_WRITTEN TASK_.
Reproduce the part of the passage on Mexican versus U.S. GAAP between "In Mexico, there" and "an adjusting entries.", inclusive.
-- START OF QUOTED TEXT --
DIFFERENCES BETWEEN MEXICAN GAAP VS. U.S. GAAP

Mexico’s generally accepted accounting practices don’t necessarily match the ones from the U.S., even tough in 1997, the National banking and securities commission announce that the Mexican banking system was going to adopt the U.S. accounting practices.

In different situations, we can still encounter several differences between the GAAP’s from Mexico and the ones applied by American companies. The Mexican GAAP’s critical factors that differ from the U.S. GAAP’s are:

• Recognition of inflation effects

In Mexico, there is the habit to record inflation through the restate of figures. For example: if a product generates a cost or sales of $50 pesos and there is a 50% inflation within a year, that cost or sale is refigured at $100 pesos. U.S. accountants are accustomed to record numbers based on the actual costs, without adding the inflation and making those adjustments. Mexico makes this adjustments openly, reporting them as an adjusting entries.
-- END OF QUOTED TEXT --
-- START OF INFORMATION GIVEN --
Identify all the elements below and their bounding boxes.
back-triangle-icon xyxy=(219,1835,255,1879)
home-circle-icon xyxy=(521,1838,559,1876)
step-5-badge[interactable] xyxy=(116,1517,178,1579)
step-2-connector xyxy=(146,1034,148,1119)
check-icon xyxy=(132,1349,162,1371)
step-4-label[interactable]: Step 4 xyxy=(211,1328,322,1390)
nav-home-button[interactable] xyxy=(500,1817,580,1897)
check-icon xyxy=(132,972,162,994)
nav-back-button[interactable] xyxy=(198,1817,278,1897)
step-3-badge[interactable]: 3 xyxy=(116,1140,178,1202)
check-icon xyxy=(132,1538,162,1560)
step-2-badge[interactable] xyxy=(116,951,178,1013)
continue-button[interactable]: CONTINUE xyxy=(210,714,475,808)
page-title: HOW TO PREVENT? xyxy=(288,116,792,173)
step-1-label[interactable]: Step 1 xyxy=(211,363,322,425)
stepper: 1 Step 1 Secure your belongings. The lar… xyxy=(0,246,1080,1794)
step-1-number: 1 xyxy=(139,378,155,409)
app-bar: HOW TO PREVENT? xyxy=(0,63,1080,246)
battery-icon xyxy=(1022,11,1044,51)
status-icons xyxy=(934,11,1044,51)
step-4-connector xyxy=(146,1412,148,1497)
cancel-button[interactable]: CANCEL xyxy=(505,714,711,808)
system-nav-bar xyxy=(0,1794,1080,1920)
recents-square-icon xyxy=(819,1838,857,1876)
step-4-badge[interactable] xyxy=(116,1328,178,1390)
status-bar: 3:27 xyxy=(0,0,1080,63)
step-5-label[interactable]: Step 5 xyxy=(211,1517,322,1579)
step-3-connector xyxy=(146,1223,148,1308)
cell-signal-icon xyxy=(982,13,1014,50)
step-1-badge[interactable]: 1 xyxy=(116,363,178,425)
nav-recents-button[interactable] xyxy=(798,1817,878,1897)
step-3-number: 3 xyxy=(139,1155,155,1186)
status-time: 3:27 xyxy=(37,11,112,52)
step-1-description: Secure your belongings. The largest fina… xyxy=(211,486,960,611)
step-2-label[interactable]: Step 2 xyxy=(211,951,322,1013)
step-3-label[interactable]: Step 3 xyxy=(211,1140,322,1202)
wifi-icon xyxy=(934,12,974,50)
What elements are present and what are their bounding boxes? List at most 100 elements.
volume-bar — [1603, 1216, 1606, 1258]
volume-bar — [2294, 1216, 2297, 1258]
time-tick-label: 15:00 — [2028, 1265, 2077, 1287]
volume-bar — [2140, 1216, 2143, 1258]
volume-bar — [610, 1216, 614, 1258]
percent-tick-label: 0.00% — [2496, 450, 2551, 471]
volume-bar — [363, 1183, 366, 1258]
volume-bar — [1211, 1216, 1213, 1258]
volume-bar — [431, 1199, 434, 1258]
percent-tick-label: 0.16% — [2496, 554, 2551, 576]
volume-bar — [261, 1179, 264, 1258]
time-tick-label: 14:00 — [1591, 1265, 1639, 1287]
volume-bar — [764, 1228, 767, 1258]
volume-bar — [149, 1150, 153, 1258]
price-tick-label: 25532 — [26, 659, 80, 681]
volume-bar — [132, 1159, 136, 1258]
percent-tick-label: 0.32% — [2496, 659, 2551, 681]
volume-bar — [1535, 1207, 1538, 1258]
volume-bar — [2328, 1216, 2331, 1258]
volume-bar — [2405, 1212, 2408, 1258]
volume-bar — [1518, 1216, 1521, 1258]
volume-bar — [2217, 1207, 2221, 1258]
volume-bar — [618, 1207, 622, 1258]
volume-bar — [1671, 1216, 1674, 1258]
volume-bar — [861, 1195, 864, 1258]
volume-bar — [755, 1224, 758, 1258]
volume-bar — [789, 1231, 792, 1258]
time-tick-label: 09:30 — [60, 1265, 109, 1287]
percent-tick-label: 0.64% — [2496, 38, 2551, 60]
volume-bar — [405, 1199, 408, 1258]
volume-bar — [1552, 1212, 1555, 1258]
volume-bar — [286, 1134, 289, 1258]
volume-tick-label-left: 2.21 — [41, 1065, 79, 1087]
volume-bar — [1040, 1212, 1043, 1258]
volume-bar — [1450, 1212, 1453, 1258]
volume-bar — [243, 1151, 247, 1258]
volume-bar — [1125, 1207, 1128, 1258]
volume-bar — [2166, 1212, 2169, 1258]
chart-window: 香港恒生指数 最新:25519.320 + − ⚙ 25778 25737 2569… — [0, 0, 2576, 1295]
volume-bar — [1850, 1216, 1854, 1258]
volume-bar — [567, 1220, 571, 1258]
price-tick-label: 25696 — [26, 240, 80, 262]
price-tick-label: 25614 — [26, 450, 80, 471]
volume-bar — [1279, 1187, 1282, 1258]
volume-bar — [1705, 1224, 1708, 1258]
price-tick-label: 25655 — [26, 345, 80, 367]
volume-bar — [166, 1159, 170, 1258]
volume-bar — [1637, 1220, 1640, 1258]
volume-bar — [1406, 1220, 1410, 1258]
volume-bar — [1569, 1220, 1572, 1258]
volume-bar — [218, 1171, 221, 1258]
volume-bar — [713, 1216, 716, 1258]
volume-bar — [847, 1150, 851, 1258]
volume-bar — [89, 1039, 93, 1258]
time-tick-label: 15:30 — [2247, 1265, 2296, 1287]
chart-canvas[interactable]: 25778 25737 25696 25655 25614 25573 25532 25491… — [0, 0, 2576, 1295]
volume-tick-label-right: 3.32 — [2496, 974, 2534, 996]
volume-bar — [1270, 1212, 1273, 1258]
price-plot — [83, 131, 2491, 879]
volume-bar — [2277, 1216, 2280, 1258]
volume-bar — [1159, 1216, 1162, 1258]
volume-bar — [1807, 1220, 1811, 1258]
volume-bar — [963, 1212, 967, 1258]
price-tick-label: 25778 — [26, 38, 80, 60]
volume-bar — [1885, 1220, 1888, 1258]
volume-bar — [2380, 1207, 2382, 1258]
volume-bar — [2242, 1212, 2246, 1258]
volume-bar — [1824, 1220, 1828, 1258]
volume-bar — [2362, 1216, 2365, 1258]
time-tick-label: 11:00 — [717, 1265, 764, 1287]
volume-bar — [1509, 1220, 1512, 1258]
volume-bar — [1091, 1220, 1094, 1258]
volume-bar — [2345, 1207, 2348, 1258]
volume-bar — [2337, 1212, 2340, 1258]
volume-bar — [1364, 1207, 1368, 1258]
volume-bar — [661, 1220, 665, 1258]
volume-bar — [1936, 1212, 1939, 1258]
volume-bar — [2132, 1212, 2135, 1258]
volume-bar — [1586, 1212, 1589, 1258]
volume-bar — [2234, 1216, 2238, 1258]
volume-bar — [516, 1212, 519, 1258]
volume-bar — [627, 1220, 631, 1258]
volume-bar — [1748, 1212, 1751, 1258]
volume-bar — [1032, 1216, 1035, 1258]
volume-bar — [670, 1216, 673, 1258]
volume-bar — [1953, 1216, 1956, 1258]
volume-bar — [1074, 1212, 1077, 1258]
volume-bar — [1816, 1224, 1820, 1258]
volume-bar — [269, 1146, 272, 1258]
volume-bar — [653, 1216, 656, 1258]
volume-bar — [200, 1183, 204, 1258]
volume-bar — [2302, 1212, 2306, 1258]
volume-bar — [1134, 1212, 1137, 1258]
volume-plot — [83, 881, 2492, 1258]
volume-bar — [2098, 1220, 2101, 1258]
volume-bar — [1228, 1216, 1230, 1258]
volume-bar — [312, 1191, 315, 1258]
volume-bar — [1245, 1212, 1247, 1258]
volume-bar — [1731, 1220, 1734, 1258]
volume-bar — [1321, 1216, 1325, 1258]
-- END OF INFORMATION GIVEN --
_THE RESPONSE_.
In Mexico, there is the habit to record inflation through the restate of figures. For example: if a product generates a cost or sales of $50 pesos and there is a 50% inflation within a year, that cost or sale is refigured at $100 pesos. U.S. accountants are accustomed to record numbers based on the actual costs, without adding the inflation and making those adjustments. Mexico makes this adjustments openly, reporting them as an adjusting entries.